*YOUR OBJECTIVE*. Go through the entries one line at a time, and gather every line that has the word "down".

(Entries with figure data)
-------------------------

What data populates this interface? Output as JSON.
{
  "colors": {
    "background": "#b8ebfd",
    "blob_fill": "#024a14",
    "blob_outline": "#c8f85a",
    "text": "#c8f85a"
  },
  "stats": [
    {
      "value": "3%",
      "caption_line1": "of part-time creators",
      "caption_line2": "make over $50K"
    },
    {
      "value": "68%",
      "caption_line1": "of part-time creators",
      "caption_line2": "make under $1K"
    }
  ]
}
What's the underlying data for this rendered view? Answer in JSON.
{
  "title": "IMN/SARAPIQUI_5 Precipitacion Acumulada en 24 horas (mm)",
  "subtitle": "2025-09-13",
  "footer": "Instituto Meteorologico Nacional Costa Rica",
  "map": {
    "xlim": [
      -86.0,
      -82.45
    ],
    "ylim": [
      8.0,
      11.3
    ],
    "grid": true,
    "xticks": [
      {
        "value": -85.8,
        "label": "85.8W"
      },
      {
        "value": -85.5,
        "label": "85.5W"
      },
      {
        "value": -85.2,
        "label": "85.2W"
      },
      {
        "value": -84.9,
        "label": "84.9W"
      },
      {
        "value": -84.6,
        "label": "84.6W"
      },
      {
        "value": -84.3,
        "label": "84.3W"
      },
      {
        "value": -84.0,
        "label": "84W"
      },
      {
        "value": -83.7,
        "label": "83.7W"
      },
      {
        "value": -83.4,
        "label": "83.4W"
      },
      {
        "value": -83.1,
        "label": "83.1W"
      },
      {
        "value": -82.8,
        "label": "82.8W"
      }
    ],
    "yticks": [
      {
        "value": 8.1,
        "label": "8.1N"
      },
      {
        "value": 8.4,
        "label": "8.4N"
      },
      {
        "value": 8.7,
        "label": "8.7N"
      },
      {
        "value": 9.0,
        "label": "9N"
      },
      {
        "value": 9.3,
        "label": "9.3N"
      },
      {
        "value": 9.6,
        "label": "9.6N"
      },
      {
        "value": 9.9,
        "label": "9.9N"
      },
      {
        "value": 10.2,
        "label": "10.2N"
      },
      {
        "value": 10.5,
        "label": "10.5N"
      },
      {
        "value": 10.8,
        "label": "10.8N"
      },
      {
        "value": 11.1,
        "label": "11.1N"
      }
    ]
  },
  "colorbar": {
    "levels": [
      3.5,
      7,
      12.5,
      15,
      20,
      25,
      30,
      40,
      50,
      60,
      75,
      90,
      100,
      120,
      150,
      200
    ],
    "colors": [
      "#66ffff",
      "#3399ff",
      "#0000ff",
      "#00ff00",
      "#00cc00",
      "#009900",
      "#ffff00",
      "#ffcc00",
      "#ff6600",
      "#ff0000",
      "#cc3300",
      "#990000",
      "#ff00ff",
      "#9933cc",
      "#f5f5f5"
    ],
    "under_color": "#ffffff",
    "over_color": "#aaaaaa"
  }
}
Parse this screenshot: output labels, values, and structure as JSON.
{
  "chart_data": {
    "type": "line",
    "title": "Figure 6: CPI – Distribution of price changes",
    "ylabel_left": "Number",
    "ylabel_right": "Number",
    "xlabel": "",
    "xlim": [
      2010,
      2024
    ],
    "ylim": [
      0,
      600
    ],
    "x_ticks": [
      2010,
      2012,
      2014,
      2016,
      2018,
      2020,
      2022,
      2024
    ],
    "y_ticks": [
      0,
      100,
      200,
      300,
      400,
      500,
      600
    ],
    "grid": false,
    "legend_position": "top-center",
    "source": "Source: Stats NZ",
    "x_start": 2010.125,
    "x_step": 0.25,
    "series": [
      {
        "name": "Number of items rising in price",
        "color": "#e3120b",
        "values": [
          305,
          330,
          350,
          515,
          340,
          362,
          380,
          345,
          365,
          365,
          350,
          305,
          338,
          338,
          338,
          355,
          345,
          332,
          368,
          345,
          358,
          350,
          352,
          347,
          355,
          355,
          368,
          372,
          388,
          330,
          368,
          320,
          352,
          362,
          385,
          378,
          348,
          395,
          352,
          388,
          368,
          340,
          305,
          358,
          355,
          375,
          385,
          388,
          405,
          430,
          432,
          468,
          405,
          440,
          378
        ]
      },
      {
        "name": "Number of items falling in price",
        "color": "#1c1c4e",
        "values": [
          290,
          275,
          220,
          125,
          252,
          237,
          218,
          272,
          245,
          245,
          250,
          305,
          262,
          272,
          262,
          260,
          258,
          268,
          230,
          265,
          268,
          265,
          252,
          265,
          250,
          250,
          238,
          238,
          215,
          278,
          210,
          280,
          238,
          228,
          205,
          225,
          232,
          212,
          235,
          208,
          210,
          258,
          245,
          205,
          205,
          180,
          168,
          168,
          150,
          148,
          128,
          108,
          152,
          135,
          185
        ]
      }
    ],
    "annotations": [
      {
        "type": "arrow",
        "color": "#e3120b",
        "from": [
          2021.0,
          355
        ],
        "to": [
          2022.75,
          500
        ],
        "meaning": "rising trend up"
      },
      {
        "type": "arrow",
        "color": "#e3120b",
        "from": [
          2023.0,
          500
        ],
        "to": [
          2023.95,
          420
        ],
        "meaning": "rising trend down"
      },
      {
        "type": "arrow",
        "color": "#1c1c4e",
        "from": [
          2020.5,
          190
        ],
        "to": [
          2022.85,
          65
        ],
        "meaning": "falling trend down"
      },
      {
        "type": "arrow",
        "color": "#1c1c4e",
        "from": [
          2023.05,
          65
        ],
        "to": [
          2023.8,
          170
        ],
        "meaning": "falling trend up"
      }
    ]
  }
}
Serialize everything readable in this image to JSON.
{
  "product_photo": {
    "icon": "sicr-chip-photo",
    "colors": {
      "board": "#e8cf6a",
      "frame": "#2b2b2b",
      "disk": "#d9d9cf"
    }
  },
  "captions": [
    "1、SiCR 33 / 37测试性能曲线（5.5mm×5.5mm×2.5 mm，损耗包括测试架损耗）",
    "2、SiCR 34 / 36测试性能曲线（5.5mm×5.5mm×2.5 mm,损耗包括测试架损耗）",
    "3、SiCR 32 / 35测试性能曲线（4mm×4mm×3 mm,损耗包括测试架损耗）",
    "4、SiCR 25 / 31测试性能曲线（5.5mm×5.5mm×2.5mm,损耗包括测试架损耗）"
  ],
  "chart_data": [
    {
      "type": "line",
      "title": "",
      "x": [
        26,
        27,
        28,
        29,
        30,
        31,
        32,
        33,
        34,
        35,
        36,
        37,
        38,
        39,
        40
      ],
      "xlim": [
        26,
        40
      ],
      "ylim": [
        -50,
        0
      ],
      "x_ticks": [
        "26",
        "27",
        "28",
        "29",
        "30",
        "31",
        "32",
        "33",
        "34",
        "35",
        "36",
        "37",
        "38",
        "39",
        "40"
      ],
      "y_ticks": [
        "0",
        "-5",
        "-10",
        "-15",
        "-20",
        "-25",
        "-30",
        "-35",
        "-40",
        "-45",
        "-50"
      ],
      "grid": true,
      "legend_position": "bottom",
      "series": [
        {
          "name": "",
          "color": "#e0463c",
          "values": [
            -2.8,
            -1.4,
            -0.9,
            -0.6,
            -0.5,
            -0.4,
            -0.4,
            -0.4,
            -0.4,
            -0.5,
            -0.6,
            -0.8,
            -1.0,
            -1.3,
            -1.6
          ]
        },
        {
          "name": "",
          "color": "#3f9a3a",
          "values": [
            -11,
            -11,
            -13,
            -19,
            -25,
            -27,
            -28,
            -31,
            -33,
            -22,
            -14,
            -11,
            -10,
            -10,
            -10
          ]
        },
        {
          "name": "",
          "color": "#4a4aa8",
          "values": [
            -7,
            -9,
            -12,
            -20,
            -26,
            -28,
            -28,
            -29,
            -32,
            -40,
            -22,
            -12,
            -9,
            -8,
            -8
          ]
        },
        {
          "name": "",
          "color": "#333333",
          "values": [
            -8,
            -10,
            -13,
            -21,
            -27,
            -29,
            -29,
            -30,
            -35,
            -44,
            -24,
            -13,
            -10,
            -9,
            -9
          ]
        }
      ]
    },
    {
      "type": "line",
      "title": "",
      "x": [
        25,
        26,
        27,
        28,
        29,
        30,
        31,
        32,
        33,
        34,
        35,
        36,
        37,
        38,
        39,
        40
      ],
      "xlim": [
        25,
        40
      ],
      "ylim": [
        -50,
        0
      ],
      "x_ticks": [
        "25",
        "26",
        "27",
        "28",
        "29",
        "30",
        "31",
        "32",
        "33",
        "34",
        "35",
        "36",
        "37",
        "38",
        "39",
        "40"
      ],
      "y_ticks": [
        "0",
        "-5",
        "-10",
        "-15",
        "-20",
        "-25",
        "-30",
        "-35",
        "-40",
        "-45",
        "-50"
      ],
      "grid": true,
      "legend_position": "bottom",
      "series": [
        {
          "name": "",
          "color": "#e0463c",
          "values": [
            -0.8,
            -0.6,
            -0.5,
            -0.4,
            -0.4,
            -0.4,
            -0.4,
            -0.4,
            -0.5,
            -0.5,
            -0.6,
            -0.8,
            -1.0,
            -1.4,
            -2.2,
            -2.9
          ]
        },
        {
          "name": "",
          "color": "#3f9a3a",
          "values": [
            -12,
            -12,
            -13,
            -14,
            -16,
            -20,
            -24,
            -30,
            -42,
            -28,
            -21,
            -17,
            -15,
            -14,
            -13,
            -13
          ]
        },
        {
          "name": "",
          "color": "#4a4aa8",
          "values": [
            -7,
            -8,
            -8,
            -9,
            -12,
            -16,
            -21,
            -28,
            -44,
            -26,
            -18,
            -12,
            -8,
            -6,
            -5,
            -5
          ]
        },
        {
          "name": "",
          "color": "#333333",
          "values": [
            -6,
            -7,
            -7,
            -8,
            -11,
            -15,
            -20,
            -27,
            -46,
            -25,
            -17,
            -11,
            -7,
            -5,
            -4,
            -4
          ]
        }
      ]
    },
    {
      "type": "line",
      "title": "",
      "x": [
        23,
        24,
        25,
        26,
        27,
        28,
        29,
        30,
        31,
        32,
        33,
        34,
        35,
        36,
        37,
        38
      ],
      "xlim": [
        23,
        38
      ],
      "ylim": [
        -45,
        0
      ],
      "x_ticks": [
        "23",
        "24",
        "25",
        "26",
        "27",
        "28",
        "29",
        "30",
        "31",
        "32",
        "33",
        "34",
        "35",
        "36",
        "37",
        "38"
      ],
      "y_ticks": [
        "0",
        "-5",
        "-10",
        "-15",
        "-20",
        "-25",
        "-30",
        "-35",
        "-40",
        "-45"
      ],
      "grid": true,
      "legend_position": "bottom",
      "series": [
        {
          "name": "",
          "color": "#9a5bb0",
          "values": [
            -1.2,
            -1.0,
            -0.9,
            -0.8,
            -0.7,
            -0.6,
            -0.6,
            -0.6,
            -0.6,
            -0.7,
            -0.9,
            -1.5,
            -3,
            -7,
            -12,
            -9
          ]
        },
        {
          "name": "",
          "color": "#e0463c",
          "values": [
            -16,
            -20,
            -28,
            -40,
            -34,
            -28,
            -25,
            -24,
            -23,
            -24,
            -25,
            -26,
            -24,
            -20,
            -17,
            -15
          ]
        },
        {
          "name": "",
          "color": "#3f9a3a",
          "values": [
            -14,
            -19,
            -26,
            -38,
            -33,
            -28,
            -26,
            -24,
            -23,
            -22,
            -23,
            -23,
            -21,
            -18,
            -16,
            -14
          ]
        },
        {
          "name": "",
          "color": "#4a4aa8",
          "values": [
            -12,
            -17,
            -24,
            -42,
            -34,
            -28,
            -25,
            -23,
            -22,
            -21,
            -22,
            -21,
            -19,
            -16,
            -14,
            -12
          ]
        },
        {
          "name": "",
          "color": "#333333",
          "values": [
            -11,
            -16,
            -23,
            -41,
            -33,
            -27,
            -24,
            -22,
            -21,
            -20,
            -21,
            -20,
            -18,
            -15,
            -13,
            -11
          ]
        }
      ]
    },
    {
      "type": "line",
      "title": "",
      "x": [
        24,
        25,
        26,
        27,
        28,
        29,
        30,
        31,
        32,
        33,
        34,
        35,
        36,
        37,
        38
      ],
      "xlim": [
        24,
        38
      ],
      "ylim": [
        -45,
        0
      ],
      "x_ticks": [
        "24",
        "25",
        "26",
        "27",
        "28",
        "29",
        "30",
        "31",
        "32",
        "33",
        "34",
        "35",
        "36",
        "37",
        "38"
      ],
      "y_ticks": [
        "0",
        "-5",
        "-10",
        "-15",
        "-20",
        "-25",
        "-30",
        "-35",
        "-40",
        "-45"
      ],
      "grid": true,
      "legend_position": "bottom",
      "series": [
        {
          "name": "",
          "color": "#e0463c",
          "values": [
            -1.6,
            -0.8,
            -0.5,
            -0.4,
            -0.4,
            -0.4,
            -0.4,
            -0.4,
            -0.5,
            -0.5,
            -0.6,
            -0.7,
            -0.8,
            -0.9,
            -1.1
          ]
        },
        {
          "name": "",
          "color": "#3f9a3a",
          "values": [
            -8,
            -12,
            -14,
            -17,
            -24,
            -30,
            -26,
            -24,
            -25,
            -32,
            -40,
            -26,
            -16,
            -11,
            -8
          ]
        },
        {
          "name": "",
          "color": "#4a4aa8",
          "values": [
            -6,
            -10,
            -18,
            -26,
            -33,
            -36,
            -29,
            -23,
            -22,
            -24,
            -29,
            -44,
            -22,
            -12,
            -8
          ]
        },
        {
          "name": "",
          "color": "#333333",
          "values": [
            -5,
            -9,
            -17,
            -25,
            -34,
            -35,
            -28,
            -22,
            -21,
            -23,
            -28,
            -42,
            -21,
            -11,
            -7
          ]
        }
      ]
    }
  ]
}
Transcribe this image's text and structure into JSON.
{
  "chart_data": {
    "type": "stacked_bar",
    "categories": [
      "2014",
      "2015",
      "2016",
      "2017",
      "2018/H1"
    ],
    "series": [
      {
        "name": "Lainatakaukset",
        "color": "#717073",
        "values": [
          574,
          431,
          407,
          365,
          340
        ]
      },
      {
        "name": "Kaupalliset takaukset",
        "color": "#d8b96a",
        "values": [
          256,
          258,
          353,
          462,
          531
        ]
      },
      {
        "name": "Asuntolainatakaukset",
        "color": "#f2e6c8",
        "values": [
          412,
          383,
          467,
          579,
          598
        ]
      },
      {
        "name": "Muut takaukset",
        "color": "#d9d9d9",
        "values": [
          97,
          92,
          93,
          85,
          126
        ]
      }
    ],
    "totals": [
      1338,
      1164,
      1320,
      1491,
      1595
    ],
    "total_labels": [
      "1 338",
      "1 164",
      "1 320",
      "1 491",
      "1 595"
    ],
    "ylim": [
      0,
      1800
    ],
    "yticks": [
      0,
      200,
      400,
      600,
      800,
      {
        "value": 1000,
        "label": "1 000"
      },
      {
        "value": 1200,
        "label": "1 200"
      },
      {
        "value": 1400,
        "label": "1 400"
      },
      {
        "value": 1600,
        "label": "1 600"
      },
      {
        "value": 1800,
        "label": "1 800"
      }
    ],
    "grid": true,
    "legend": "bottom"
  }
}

-------------------------

*RESULT OF THE EXERCISE*.
        "meaning": "rising trend down"
        "meaning": "falling trend down"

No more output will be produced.